WHAT NEEDS TO BE DONE: Each line of the material must be repeated precisely, with the pictures left out.

LISTED ENTRIES:
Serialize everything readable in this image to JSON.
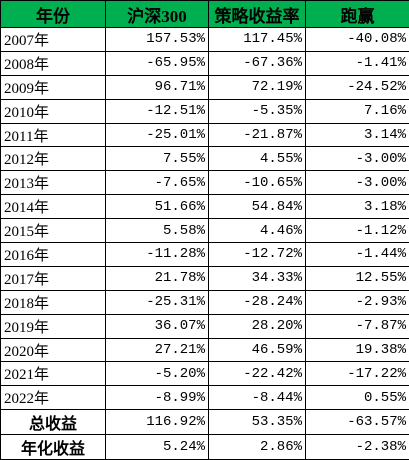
{
  "table": {
    "header": [
      "年份",
      "沪深300",
      "策略收益率",
      "跑赢"
    ],
    "rows": [
      [
        "2007年",
        "157.53%",
        "117.45%",
        "-40.08%"
      ],
      [
        "2008年",
        "-65.95%",
        "-67.36%",
        "-1.41%"
      ],
      [
        "2009年",
        "96.71%",
        "72.19%",
        "-24.52%"
      ],
      [
        "2010年",
        "-12.51%",
        "-5.35%",
        "7.16%"
      ],
      [
        "2011年",
        "-25.01%",
        "-21.87%",
        "3.14%"
      ],
      [
        "2012年",
        "7.55%",
        "4.55%",
        "-3.00%"
      ],
      [
        "2013年",
        "-7.65%",
        "-10.65%",
        "-3.00%"
      ],
      [
        "2014年",
        "51.66%",
        "54.84%",
        "3.18%"
      ],
      [
        "2015年",
        "5.58%",
        "4.46%",
        "-1.12%"
      ],
      [
        "2016年",
        "-11.28%",
        "-12.72%",
        "-1.44%"
      ],
      [
        "2017年",
        "21.78%",
        "34.33%",
        "12.55%"
      ],
      [
        "2018年",
        "-25.31%",
        "-28.24%",
        "-2.93%"
      ],
      [
        "2019年",
        "36.07%",
        "28.20%",
        "-7.87%"
      ],
      [
        "2020年",
        "27.21%",
        "46.59%",
        "19.38%"
      ],
      [
        "2021年",
        "-5.20%",
        "-22.42%",
        "-17.22%"
      ],
      [
        "2022年",
        "-8.99%",
        "-8.44%",
        "0.55%"
      ]
    ],
    "summary": [
      [
        "总收益",
        "116.92%",
        "53.35%",
        "-63.57%"
      ],
      [
        "年化收益",
        "5.24%",
        "2.86%",
        "-2.38%"
      ]
    ]
  }
}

EXERCISE SOLUTION:
Serialize everything readable in this image to JSON.
{
  "table": {
    "header": [
      "年份",
      "沪深300",
      "策略收益率",
      "跑赢"
    ],
    "rows": [
      [
        "2007年",
        "157.53%",
        "117.45%",
        "-40.08%"
      ],
      [
        "2008年",
        "-65.95%",
        "-67.36%",
        "-1.41%"
      ],
      [
        "2009年",
        "96.71%",
        "72.19%",
        "-24.52%"
      ],
      [
        "2010年",
        "-12.51%",
        "-5.35%",
        "7.16%"
      ],
      [
        "2011年",
        "-25.01%",
        "-21.87%",
        "3.14%"
      ],
      [
        "2012年",
        "7.55%",
        "4.55%",
        "-3.00%"
      ],
      [
        "2013年",
        "-7.65%",
        "-10.65%",
        "-3.00%"
      ],
      [
        "2014年",
        "51.66%",
        "54.84%",
        "3.18%"
      ],
      [
        "2015年",
        "5.58%",
        "4.46%",
        "-1.12%"
      ],
      [
        "2016年",
        "-11.28%",
        "-12.72%",
        "-1.44%"
      ],
      [
        "2017年",
        "21.78%",
        "34.33%",
        "12.55%"
      ],
      [
        "2018年",
        "-25.31%",
        "-28.24%",
        "-2.93%"
      ],
      [
        "2019年",
        "36.07%",
        "28.20%",
        "-7.87%"
      ],
      [
        "2020年",
        "27.21%",
        "46.59%",
        "19.38%"
      ],
      [
        "2021年",
        "-5.20%",
        "-22.42%",
        "-17.22%"
      ],
      [
        "2022年",
        "-8.99%",
        "-8.44%",
        "0.55%"
      ]
    ],
    "summary": [
      [
        "总收益",
        "116.92%",
        "53.35%",
        "-63.57%"
      ],
      [
        "年化收益",
        "5.24%",
        "2.86%",
        "-2.38%"
      ]
    ]
  }
}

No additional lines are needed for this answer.